## Begin

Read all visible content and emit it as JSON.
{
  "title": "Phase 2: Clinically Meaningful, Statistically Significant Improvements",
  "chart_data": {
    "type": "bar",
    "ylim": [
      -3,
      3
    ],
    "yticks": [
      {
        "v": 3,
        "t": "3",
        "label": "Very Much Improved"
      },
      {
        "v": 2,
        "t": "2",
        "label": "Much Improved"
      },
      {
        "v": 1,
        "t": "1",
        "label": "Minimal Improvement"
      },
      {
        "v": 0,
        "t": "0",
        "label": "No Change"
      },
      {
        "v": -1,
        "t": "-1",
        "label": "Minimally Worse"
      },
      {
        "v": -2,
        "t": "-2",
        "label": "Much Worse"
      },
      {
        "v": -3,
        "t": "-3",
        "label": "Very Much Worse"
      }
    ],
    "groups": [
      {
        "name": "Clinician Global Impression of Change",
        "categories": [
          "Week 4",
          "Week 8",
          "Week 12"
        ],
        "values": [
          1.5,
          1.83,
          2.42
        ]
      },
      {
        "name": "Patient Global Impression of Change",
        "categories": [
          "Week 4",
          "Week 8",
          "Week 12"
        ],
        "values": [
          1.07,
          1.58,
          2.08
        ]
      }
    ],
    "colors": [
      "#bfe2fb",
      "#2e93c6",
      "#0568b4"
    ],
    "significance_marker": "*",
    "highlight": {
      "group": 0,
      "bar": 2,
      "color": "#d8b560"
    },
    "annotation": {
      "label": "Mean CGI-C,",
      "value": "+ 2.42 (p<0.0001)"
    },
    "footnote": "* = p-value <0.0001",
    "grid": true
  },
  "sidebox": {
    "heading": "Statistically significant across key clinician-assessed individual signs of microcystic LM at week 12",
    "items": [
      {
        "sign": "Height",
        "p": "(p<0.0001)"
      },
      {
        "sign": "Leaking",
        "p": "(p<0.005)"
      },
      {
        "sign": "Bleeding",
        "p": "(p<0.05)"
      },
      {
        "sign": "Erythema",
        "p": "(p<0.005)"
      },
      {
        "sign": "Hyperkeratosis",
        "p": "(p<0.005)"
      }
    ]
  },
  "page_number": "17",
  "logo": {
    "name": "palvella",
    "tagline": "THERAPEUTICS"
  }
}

## End

Exactly reproduce every line of the records.

Read all visible content and emit it as JSON.
{
  "title": "Phase 2: Clinically Meaningful, Statistically Significant Improvements",
  "chart_data": {
    "type": "bar",
    "ylim": [
      -3,
      3
    ],
    "yticks": [
      {
        "v": 3,
        "t": "3",
        "label": "Very Much Improved"
      },
      {
        "v": 2,
        "t": "2",
        "label": "Much Improved"
      },
      {
        "v": 1,
        "t": "1",
        "label": "Minimal Improvement"
      },
      {
        "v": 0,
        "t": "0",
        "label": "No Change"
      },
      {
        "v": -1,
        "t": "-1",
        "label": "Minimally Worse"
      },
      {
        "v": -2,
        "t": "-2",
        "label": "Much Worse"
      },
      {
        "v": -3,
        "t": "-3",
        "label": "Very Much Worse"
      }
    ],
    "groups": [
      {
        "name": "Clinician Global Impression of Change",
        "categories": [
          "Week 4",
          "Week 8",
          "Week 12"
        ],
        "values": [
          1.5,
          1.83,
          2.42
        ]
      },
      {
        "name": "Patient Global Impression of Change",
        "categories": [
          "Week 4",
          "Week 8",
          "Week 12"
        ],
        "values": [
          1.07,
          1.58,
          2.08
        ]
      }
    ],
    "colors": [
      "#bfe2fb",
      "#2e93c6",
      "#0568b4"
    ],
    "significance_marker": "*",
    "highlight": {
      "group": 0,
      "bar": 2,
      "color": "#d8b560"
    },
    "annotation": {
      "label": "Mean CGI-C,",
      "value": "+ 2.42 (p<0.0001)"
    },
    "footnote": "* = p-value <0.0001",
    "grid": true
  },
  "sidebox": {
    "heading": "Statistically significant across key clinician-assessed individual signs of microcystic LM at week 12",
    "items": [
      {
        "sign": "Height",
        "p": "(p<0.0001)"
      },
      {
        "sign": "Leaking",
        "p": "(p<0.005)"
      },
      {
        "sign": "Bleeding",
        "p": "(p<0.05)"
      },
      {
        "sign": "Erythema",
        "p": "(p<0.005)"
      },
      {
        "sign": "Hyperkeratosis",
        "p": "(p<0.005)"
      }
    ]
  },
  "page_number": "17",
  "logo": {
    "name": "palvella",
    "tagline": "THERAPEUTICS"
  }
}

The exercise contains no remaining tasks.